Dataset entries
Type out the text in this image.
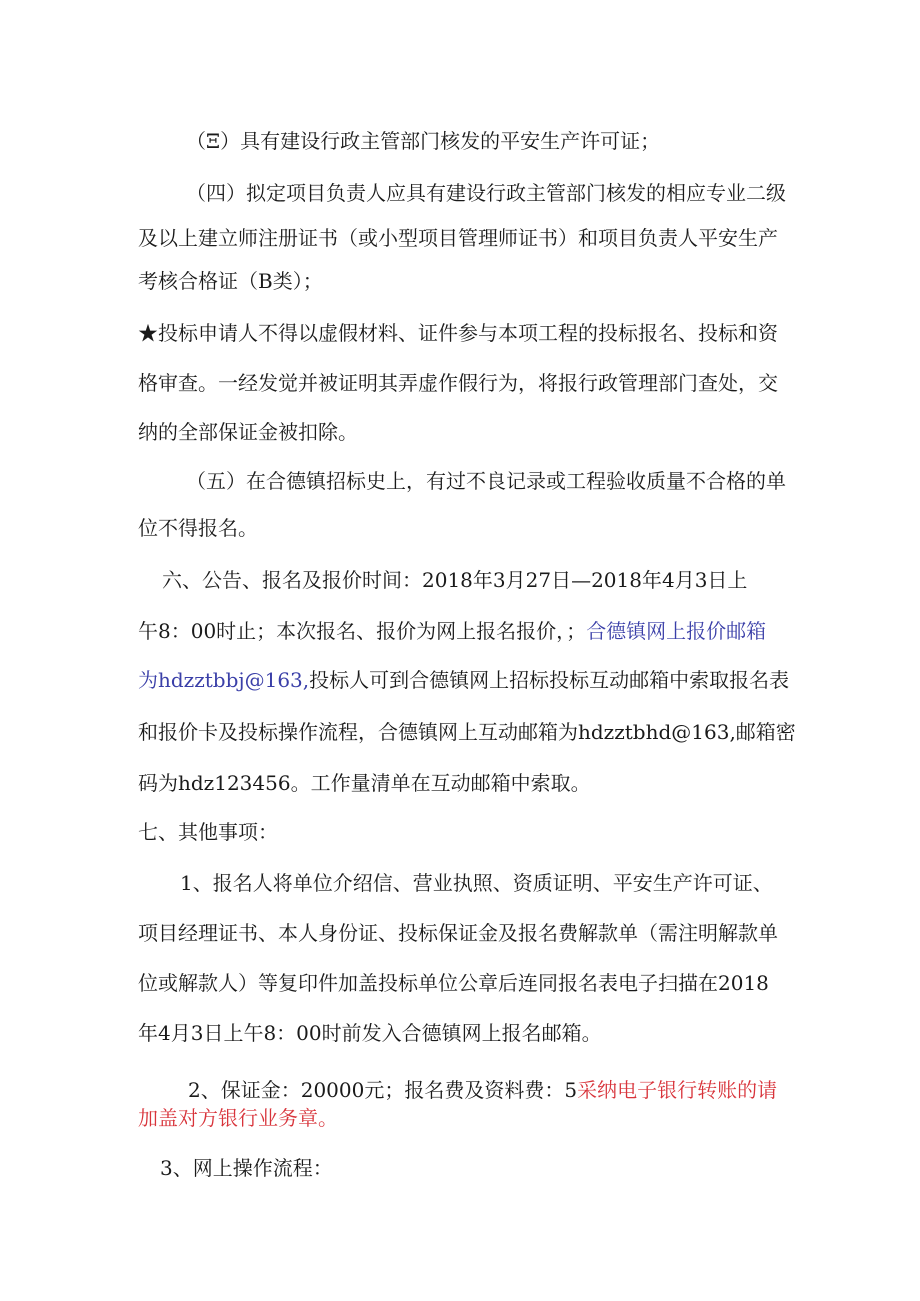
（Ξ）具有建设行政主管部门核发的平安生产许可证；
（四）拟定项目负责人应具有建设行政主管部门核发的相应专业二级
及以上建立师注册证书（或小型项目管理师证书）和项目负责人平安生产
考核合格证（B类）；
★投标申请人不得以虚假材料、证件参与本项工程的投标报名、投标和资
格审查。一经发觉并被证明其弄虚作假行为，将报行政管理部门查处，交
纳的全部保证金被扣除。
（五）在合德镇招标史上，有过不良记录或工程验收质量不合格的单
位不得报名。
六、公告、报名及报价时间：2018年3月27日—2018年4月3日上
午8：00时止；本次报名、报价为网上报名报价，；合德镇网上报价邮箱
为hdzztbbj@163,投标人可到合德镇网上招标投标互动邮箱中索取报名表
和报价卡及投标操作流程，合德镇网上互动邮箱为hdzztbhd@163,邮箱密
码为hdz123456。工作量清单在互动邮箱中索取。
七、其他事项：
1、报名人将单位介绍信、营业执照、资质证明、平安生产许可证、
项目经理证书、本人身份证、投标保证金及报名费解款单（需注明解款单
位或解款人）等复印件加盖投标单位公章后连同报名表电子扫描在2018
年4月3日上午8：00时前发入合德镇网上报名邮箱。
2、保证金：20000元；报名费及资料费：5采纳电子银行转账的请
加盖对方银行业务章。
3、网上操作流程：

* TASK DETAILS: All records above are to be printed exactly, minus the pictures they contain.

* TASK RESPONSE:
Type out the text in this image.
（Ξ）具有建设行政主管部门核发的平安生产许可证；
（四）拟定项目负责人应具有建设行政主管部门核发的相应专业二级
及以上建立师注册证书（或小型项目管理师证书）和项目负责人平安生产
考核合格证（B类）；
★投标申请人不得以虚假材料、证件参与本项工程的投标报名、投标和资
格审查。一经发觉并被证明其弄虚作假行为，将报行政管理部门查处，交
纳的全部保证金被扣除。
（五）在合德镇招标史上，有过不良记录或工程验收质量不合格的单
位不得报名。
六、公告、报名及报价时间：2018年3月27日—2018年4月3日上
午8：00时止；本次报名、报价为网上报名报价，；合德镇网上报价邮箱
为hdzztbbj@163,投标人可到合德镇网上招标投标互动邮箱中索取报名表
和报价卡及投标操作流程，合德镇网上互动邮箱为hdzztbhd@163,邮箱密
码为hdz123456。工作量清单在互动邮箱中索取。
七、其他事项：
1、报名人将单位介绍信、营业执照、资质证明、平安生产许可证、
项目经理证书、本人身份证、投标保证金及报名费解款单（需注明解款单
位或解款人）等复印件加盖投标单位公章后连同报名表电子扫描在2018
年4月3日上午8：00时前发入合德镇网上报名邮箱。
2、保证金：20000元；报名费及资料费：5采纳电子银行转账的请
加盖对方银行业务章。
3、网上操作流程：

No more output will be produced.